-- start Extracted information --

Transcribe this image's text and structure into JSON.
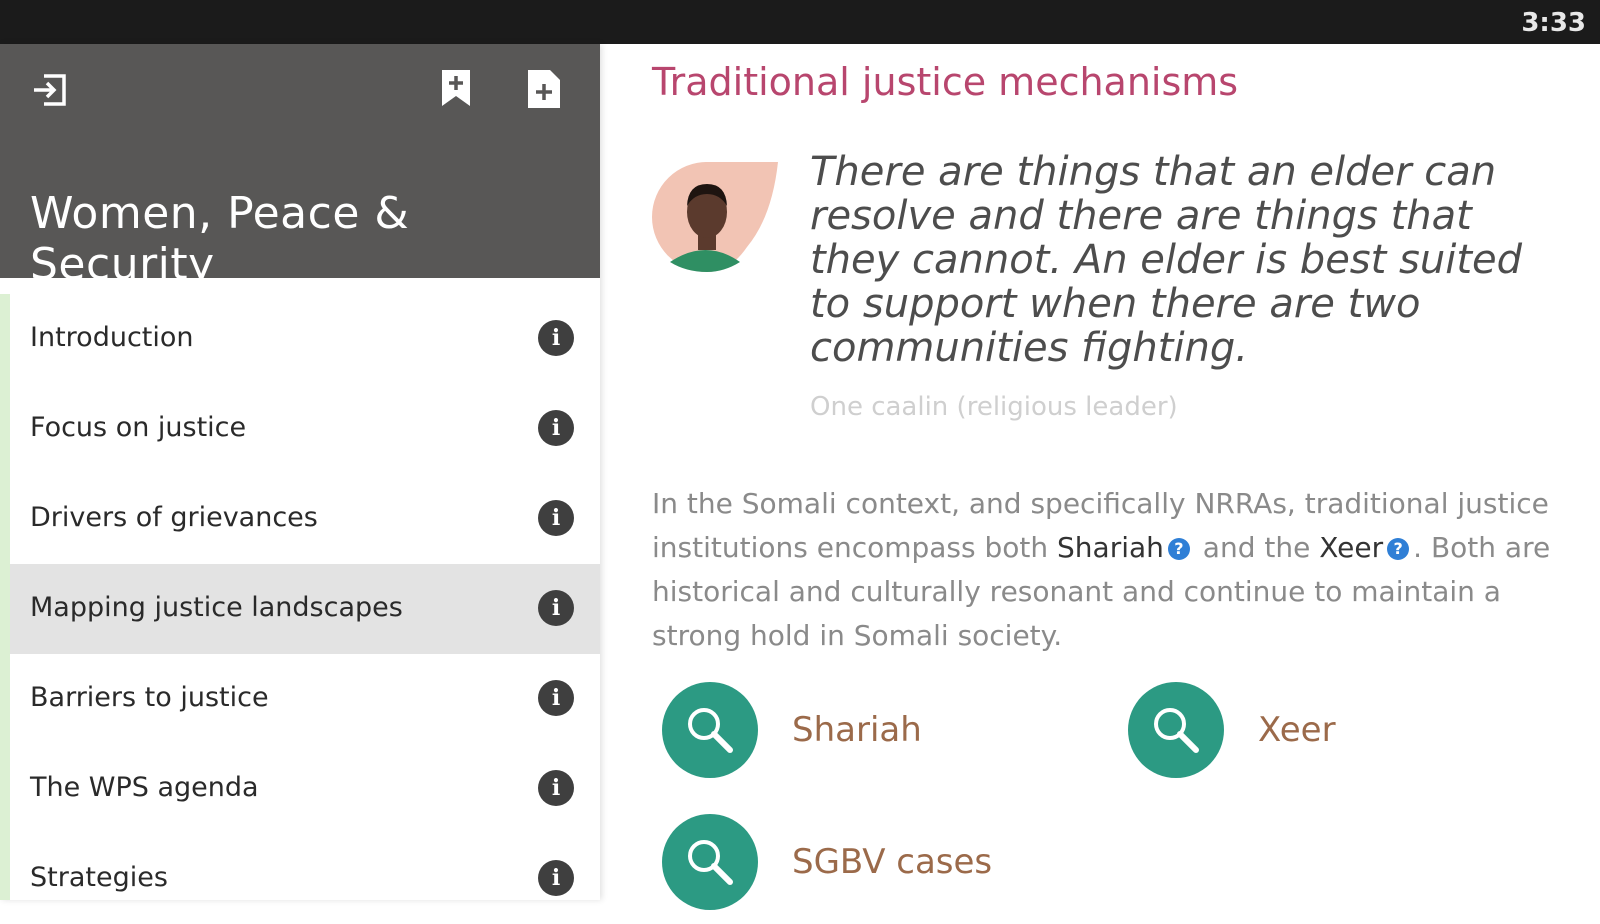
{
  "status_bar": {
    "time": "3:33"
  },
  "sidebar": {
    "app_title": "Women, Peace & Security",
    "icons": {
      "exit": "exit-icon",
      "bookmark": "bookmark-add-icon",
      "note": "note-add-icon"
    },
    "items": [
      {
        "label": "Introduction",
        "active": false
      },
      {
        "label": "Focus on justice",
        "active": false
      },
      {
        "label": "Drivers of grievances",
        "active": false
      },
      {
        "label": "Mapping justice landscapes",
        "active": true
      },
      {
        "label": "Barriers to justice",
        "active": false
      },
      {
        "label": "The WPS agenda",
        "active": false
      },
      {
        "label": "Strategies",
        "active": false
      }
    ]
  },
  "content": {
    "section_title": "Traditional justice mechanisms",
    "quote": "There are things that an elder can resolve and there are things that they cannot. An elder is best suited to support when there are two communities fighting.",
    "attribution": "One caalin (religious leader)",
    "paragraph": {
      "part1": "In the Somali context, and specifically NRRAs, traditional justice institutions encompass both ",
      "term1": "Shariah",
      "part2": " and the ",
      "term2": "Xeer",
      "part3": ". Both are historical and culturally resonant and continue to maintain a strong hold in Somali society."
    },
    "cards": [
      {
        "label": "Shariah"
      },
      {
        "label": "Xeer"
      },
      {
        "label": "SGBV cases"
      }
    ]
  },
  "colors": {
    "header_bg": "#585756",
    "accent_title": "#b8466e",
    "teal": "#2c9a83",
    "card_label": "#9b6a4a",
    "active_row": "#e3e3e3"
  }
}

-- end Extracted information --

Except for the pictures, reproduce every line exactly.

Transcribe this image's text and structure into JSON.
{
  "status_bar": {
    "time": "3:33"
  },
  "sidebar": {
    "app_title": "Women, Peace & Security",
    "icons": {
      "exit": "exit-icon",
      "bookmark": "bookmark-add-icon",
      "note": "note-add-icon"
    },
    "items": [
      {
        "label": "Introduction",
        "active": false
      },
      {
        "label": "Focus on justice",
        "active": false
      },
      {
        "label": "Drivers of grievances",
        "active": false
      },
      {
        "label": "Mapping justice landscapes",
        "active": true
      },
      {
        "label": "Barriers to justice",
        "active": false
      },
      {
        "label": "The WPS agenda",
        "active": false
      },
      {
        "label": "Strategies",
        "active": false
      }
    ]
  },
  "content": {
    "section_title": "Traditional justice mechanisms",
    "quote": "There are things that an elder can resolve and there are things that they cannot. An elder is best suited to support when there are two communities fighting.",
    "attribution": "One caalin (religious leader)",
    "paragraph": {
      "part1": "In the Somali context, and specifically NRRAs, traditional justice institutions encompass both ",
      "term1": "Shariah",
      "part2": " and the ",
      "term2": "Xeer",
      "part3": ". Both are historical and culturally resonant and continue to maintain a strong hold in Somali society."
    },
    "cards": [
      {
        "label": "Shariah"
      },
      {
        "label": "Xeer"
      },
      {
        "label": "SGBV cases"
      }
    ]
  },
  "colors": {
    "header_bg": "#585756",
    "accent_title": "#b8466e",
    "teal": "#2c9a83",
    "card_label": "#9b6a4a",
    "active_row": "#e3e3e3"
  }
}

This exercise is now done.